> Extracted information

:::::

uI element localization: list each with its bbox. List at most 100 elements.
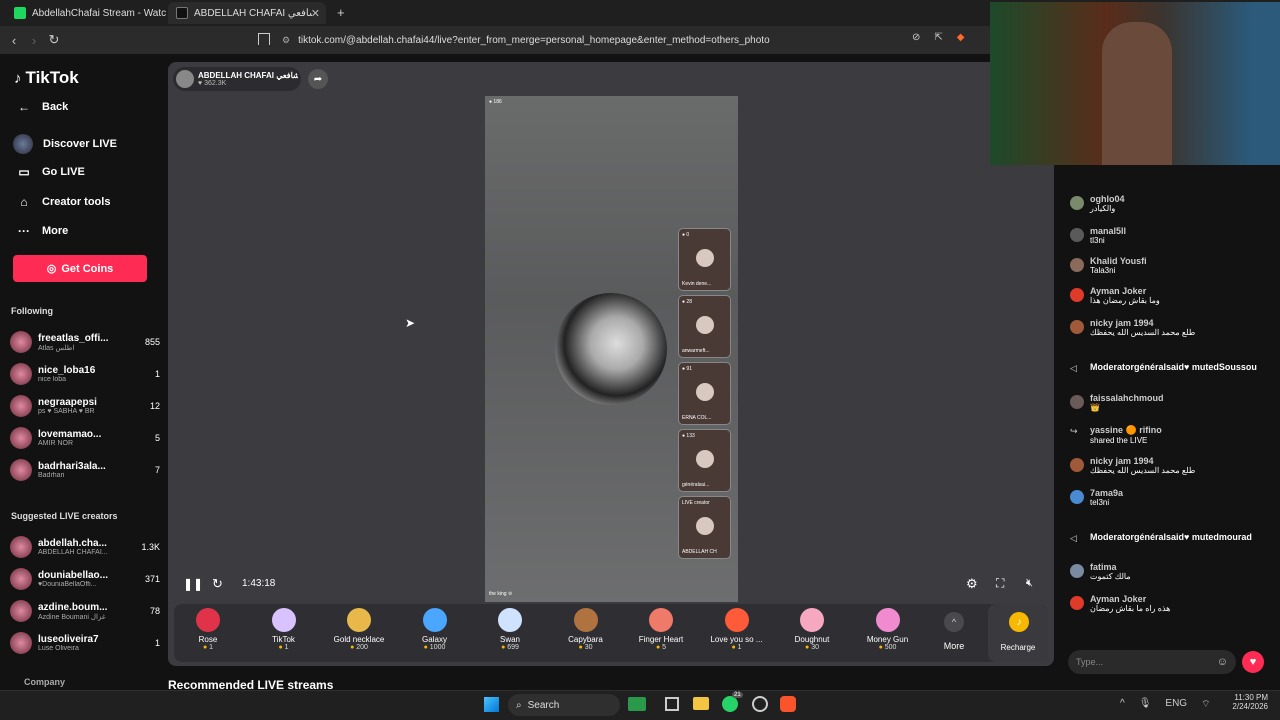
pause-icon[interactable]: ❚❚ <box>183 577 203 591</box>
list-item[interactable]: luseoliveira7 Luse Oliveira 1 <box>10 632 160 654</box>
gift-item[interactable]: Love you so ... ● 1 <box>702 608 772 651</box>
guest-panel[interactable]: ● 91 ERNA COL... <box>678 362 731 425</box>
chat-username[interactable]: Ayman Joker <box>1090 286 1160 296</box>
close-tab-icon[interactable]: ✕ <box>311 7 320 20</box>
gift-item[interactable]: Gold necklace ● 200 <box>324 608 394 651</box>
coin-icon: ◎ <box>46 263 57 275</box>
emoji-icon[interactable]: ☺ <box>1217 656 1228 668</box>
chat-avatar[interactable] <box>1070 395 1084 409</box>
wifi-icon[interactable]: ⌔ <box>1201 698 1210 711</box>
chat-username[interactable]: nicky jam 1994 <box>1090 318 1195 328</box>
gift-item[interactable]: Capybara ● 30 <box>551 608 621 651</box>
chat-username[interactable]: manal5ll <box>1090 226 1126 236</box>
chat-username[interactable]: faissalahchmoud <box>1090 393 1164 403</box>
gift-item[interactable]: Rose ● 1 <box>173 608 243 651</box>
browser-tab-1[interactable]: AbdellahChafai Stream - Watch Live o <box>6 2 166 24</box>
refresh-icon[interactable]: ↻ <box>212 576 223 592</box>
chat-username[interactable]: Khalid Yousfi <box>1090 256 1147 266</box>
back-nav-icon[interactable]: ‹ <box>4 33 24 48</box>
tiktok-note-icon: ♪ <box>14 69 22 87</box>
chat-username[interactable]: Moderatorgénéralsaid♥ mutedmourad <box>1090 532 1252 542</box>
gift-item[interactable]: Finger Heart ● 5 <box>626 608 696 651</box>
chat-username[interactable]: Ayman Joker <box>1090 594 1170 604</box>
like-heart-icon[interactable]: ♥ <box>1242 651 1264 673</box>
nav-more[interactable]: ··· More <box>16 224 68 238</box>
nav-label: Creator tools <box>42 196 111 208</box>
chat-username[interactable]: nicky jam 1994 <box>1090 456 1195 466</box>
guest-panel[interactable]: ● 133 généralsai... <box>678 429 731 492</box>
chat-avatar[interactable] <box>1070 564 1084 578</box>
guest-panel[interactable]: LIVE creator ABDELLAH CH <box>678 496 731 559</box>
chat-avatar[interactable] <box>1070 258 1084 272</box>
windows-start-icon[interactable] <box>484 697 499 712</box>
chat-username[interactable]: oghlo04 <box>1090 194 1125 204</box>
chat-username[interactable]: yassine 🟠 rifino <box>1090 425 1162 436</box>
brave-browser-icon[interactable] <box>780 696 796 712</box>
chevron-up-icon[interactable]: ^ <box>944 612 964 632</box>
gift-item[interactable]: Doughnut ● 30 <box>777 608 847 651</box>
list-item[interactable]: lovemamao... AMIR NOR 5 <box>10 427 160 449</box>
chat-username[interactable]: fatima <box>1090 562 1131 572</box>
flag-widget-icon[interactable] <box>628 697 646 711</box>
forward-nav-icon[interactable]: › <box>24 33 44 48</box>
gift-icon <box>422 608 447 632</box>
back-button[interactable]: ← Back <box>16 100 68 114</box>
more-gifts-button[interactable]: More <box>936 641 972 651</box>
settings-icon[interactable]: ⚙ <box>966 576 978 592</box>
nav-creator-tools[interactable]: ⌂ Creator tools <box>16 195 110 209</box>
chat-message: manal5ll tl3ni <box>1070 226 1275 245</box>
chat-avatar[interactable] <box>1070 596 1084 610</box>
browser-tab-2[interactable]: ABDELLAH CHAFAI عبدالله شافعي ✕ <box>168 2 326 24</box>
chat-avatar[interactable] <box>1070 228 1084 242</box>
new-tab-button[interactable]: + <box>337 5 345 20</box>
no-tracking-icon[interactable]: ⊘ <box>912 32 920 43</box>
list-item[interactable]: negraapepsi ps ♥ SABHA ♥ BR 12 <box>10 395 160 417</box>
brave-shield-icon[interactable]: ◆ <box>957 32 965 43</box>
chevron-up-icon[interactable]: ^ <box>1120 698 1125 711</box>
list-item[interactable]: azdine.boum... Azdine Boumani غزال 78 <box>10 600 160 622</box>
fullscreen-icon[interactable]: ⛶ <box>996 576 1004 591</box>
gift-item[interactable]: TikTok ● 1 <box>249 608 319 651</box>
company-link[interactable]: Company <box>24 677 65 687</box>
clock[interactable]: 11:30 PM 2/24/2026 <box>1226 693 1268 711</box>
language-indicator[interactable]: ENG <box>1165 698 1187 711</box>
bookmark-icon[interactable] <box>258 33 270 45</box>
whatsapp-icon[interactable] <box>722 696 738 712</box>
file-explorer-icon[interactable] <box>693 697 709 710</box>
gift-item[interactable]: Swan ● 699 <box>475 608 545 651</box>
list-item[interactable]: badrhari3ala... Badrhari 7 <box>10 459 160 481</box>
task-view-icon[interactable] <box>665 697 679 711</box>
share-page-icon[interactable]: ⇱ <box>934 32 942 43</box>
app-icon[interactable] <box>752 696 768 712</box>
reload-icon[interactable]: ↻ <box>44 32 64 48</box>
following-heading: Following <box>11 306 53 316</box>
tiktok-logo[interactable]: ♪ TikTok <box>14 68 79 88</box>
host-info[interactable]: ABDELLAH CHAFAI شافعي... ♥ 362.3K <box>173 67 301 91</box>
list-item[interactable]: nice_loba16 nice loba 1 <box>10 363 160 385</box>
gift-name: Swan <box>499 635 520 644</box>
chat-username[interactable]: Moderatorgénéralsaid♥ mutedSoussou <box>1090 362 1257 372</box>
nav-discover-live[interactable]: Discover LIVE <box>13 134 117 154</box>
list-item[interactable]: douniabellao... ♥DouniaBellaOffi... 371 <box>10 568 160 590</box>
microphone-icon[interactable]: 🎙︎ <box>1139 698 1152 711</box>
chat-username[interactable]: 7ama9a <box>1090 488 1123 498</box>
list-item[interactable]: freeatlas_offi... Atlas اطلس 855 <box>10 331 160 353</box>
chat-avatar[interactable] <box>1070 196 1084 210</box>
taskbar-search[interactable]: ⌕ Search <box>508 694 620 716</box>
gift-item[interactable]: Money Gun ● 500 <box>853 608 923 651</box>
chat-avatar[interactable] <box>1070 320 1084 334</box>
share-icon[interactable]: ➦ <box>308 69 328 89</box>
guest-panel[interactable]: ● 28 anwarmeft... <box>678 295 731 358</box>
chat-avatar[interactable] <box>1070 490 1084 504</box>
nav-go-live[interactable]: ▭ Go LIVE <box>16 165 84 179</box>
chat-avatar[interactable] <box>1070 288 1084 302</box>
gift-item[interactable]: Galaxy ● 1000 <box>400 608 470 651</box>
get-coins-button[interactable]: ◎ Get Coins <box>13 255 147 282</box>
chat-input[interactable]: Type... ☺ <box>1068 650 1236 674</box>
mute-icon[interactable]: 🔇︎ <box>1026 577 1033 590</box>
chat-avatar[interactable] <box>1070 458 1084 472</box>
list-item[interactable]: abdellah.cha... ABDELLAH CHAFAI... 1.3K <box>10 536 160 558</box>
url-field[interactable]: ⚙ tiktok.com/@abdellah.chafai44/live?ent… <box>282 31 770 49</box>
site-info-icon[interactable]: ⚙ <box>282 35 290 46</box>
guest-panel[interactable]: ● 0 Kevin dene... <box>678 228 731 291</box>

:::::

> Stated problem
How many lines in the items above contain the string "nicky"? Reply with the number alone.

> Answer
2